● **Do this**:
Look through the data for the string "JSON". Copy every line where it is found.

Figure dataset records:
^^^^

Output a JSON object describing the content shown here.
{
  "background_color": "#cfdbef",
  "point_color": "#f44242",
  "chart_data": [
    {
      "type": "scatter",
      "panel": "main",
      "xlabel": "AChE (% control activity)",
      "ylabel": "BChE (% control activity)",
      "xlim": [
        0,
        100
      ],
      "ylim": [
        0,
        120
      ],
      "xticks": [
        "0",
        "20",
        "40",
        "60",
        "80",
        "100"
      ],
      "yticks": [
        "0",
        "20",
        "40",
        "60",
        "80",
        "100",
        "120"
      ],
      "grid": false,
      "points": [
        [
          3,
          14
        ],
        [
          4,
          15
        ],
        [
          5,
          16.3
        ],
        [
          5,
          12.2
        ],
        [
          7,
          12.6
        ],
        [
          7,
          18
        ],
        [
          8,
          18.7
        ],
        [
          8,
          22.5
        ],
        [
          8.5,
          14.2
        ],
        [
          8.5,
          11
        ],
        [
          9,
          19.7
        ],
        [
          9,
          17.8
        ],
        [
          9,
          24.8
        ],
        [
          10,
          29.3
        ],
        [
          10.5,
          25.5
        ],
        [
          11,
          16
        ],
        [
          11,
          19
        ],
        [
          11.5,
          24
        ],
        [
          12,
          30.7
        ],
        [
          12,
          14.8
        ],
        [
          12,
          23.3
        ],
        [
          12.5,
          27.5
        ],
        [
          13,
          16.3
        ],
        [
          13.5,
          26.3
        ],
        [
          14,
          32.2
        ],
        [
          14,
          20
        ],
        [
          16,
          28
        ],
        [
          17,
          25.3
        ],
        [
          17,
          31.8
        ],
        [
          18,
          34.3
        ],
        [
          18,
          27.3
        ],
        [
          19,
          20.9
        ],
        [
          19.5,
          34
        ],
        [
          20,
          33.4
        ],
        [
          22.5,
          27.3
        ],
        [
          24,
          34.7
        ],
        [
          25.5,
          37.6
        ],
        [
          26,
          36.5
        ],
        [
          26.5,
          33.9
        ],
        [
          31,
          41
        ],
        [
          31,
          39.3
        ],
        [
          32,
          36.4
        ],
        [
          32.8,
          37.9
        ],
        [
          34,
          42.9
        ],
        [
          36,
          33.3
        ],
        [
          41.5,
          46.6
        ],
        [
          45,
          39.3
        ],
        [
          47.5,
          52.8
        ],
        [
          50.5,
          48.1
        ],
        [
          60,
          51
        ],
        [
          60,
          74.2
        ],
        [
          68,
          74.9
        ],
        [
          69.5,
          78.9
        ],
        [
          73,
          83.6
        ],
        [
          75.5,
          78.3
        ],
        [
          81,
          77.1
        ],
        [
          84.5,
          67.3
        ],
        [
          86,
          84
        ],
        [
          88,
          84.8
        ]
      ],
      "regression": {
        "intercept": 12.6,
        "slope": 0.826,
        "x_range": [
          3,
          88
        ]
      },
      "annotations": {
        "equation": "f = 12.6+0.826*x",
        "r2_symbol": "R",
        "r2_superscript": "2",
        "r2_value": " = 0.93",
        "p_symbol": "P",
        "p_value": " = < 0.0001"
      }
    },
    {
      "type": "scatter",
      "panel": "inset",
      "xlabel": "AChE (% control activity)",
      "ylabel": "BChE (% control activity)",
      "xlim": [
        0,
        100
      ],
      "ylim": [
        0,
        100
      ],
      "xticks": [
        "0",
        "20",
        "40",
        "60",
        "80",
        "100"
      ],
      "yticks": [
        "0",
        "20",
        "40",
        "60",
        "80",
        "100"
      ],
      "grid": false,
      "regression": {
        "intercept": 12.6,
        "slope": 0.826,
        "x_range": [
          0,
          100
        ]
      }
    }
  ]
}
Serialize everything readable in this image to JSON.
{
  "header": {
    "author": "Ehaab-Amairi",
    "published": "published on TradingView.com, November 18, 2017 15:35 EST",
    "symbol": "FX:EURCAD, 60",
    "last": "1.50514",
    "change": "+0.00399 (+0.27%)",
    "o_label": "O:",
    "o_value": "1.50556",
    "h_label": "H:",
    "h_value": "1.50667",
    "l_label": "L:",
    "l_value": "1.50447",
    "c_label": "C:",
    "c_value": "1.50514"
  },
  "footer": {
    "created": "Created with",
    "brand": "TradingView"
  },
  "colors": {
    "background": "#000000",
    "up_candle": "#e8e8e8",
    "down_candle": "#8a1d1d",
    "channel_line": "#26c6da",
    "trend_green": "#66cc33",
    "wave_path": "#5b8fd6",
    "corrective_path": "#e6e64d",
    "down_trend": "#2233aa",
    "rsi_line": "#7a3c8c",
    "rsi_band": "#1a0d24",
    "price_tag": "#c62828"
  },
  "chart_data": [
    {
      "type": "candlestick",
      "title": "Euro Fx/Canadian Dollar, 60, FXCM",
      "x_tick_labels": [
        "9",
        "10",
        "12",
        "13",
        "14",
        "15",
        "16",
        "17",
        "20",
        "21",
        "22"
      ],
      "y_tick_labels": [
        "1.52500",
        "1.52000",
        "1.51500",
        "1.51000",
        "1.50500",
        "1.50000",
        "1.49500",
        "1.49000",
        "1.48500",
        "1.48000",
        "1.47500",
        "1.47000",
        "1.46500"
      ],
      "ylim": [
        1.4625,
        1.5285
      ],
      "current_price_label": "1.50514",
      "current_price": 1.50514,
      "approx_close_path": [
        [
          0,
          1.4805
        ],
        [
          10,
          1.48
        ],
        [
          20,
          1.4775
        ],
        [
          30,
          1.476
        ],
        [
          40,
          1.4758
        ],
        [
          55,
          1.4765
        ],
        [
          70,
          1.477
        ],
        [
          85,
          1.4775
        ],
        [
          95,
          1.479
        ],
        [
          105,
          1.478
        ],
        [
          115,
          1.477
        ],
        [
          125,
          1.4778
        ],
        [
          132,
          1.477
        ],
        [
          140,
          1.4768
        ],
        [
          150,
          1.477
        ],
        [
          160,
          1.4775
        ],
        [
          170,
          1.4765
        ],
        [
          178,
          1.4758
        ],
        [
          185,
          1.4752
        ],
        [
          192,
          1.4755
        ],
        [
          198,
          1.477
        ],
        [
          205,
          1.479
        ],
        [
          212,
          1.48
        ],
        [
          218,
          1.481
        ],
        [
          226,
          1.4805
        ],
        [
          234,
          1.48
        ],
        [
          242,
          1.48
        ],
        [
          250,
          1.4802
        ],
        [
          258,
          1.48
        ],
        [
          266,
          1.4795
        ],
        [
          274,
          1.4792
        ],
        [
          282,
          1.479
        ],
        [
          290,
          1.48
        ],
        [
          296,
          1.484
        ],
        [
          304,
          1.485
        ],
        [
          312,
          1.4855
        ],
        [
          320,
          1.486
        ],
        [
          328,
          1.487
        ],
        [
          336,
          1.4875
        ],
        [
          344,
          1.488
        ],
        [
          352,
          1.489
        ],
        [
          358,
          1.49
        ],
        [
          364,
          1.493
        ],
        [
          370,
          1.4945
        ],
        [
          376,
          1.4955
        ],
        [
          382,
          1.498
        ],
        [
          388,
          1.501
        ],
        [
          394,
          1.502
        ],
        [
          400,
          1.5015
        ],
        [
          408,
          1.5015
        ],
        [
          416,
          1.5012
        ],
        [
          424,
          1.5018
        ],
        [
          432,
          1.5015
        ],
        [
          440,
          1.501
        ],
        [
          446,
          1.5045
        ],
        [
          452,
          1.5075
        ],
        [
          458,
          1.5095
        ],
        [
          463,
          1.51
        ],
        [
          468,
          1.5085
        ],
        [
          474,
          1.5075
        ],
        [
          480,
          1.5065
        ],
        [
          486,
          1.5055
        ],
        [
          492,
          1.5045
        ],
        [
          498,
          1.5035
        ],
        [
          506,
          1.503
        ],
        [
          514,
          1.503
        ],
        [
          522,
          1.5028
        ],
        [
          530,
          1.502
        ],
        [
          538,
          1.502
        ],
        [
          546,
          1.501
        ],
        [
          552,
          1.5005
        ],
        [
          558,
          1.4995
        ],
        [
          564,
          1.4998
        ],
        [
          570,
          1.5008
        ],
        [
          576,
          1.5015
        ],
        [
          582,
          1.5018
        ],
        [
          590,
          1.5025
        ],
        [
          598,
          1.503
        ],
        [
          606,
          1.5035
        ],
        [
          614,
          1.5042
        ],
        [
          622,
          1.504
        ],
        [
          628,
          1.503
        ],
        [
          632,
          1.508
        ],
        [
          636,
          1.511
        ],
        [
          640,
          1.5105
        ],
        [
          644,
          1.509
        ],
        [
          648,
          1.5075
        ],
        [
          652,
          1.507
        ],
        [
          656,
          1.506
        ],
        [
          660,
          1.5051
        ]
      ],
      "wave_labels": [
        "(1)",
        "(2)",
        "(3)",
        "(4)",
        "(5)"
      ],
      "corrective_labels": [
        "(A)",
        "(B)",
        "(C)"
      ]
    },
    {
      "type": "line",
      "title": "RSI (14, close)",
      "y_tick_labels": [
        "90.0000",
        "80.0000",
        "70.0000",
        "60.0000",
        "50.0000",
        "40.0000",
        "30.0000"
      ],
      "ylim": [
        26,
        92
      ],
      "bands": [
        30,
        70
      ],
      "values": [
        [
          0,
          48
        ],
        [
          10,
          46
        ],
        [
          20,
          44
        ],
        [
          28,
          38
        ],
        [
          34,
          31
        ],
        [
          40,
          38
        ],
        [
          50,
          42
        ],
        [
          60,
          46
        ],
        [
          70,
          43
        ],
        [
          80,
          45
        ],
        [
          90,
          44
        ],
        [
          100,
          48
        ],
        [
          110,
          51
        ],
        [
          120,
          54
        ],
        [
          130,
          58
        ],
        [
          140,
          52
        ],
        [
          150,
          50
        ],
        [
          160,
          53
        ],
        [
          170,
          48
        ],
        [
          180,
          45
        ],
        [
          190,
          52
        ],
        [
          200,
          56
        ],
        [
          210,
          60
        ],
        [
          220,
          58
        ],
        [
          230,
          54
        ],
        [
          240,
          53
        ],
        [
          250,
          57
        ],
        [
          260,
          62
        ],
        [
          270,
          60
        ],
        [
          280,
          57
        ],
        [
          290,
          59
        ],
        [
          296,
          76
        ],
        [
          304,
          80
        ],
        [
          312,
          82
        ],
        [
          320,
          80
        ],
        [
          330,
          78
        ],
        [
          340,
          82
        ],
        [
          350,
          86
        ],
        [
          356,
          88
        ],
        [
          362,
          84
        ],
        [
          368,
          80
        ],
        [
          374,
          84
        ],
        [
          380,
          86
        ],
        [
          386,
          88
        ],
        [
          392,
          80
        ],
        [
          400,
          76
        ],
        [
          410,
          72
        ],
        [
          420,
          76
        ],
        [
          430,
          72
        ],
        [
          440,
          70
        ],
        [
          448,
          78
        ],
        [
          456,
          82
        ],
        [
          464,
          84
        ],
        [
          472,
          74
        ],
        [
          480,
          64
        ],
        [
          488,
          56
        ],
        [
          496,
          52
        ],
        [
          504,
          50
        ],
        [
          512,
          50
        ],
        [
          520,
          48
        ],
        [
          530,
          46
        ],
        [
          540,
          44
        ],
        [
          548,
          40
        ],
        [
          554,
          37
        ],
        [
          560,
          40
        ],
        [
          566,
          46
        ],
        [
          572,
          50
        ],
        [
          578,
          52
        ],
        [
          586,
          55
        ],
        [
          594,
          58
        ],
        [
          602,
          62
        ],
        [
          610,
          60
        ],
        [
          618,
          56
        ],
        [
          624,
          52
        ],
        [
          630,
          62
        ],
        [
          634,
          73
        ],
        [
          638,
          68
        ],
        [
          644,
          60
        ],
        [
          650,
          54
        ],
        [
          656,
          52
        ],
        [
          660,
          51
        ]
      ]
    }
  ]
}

^^^^

● **Solution to this problem**:
Output a JSON object describing the content shown here.
Serialize everything readable in this image to JSON.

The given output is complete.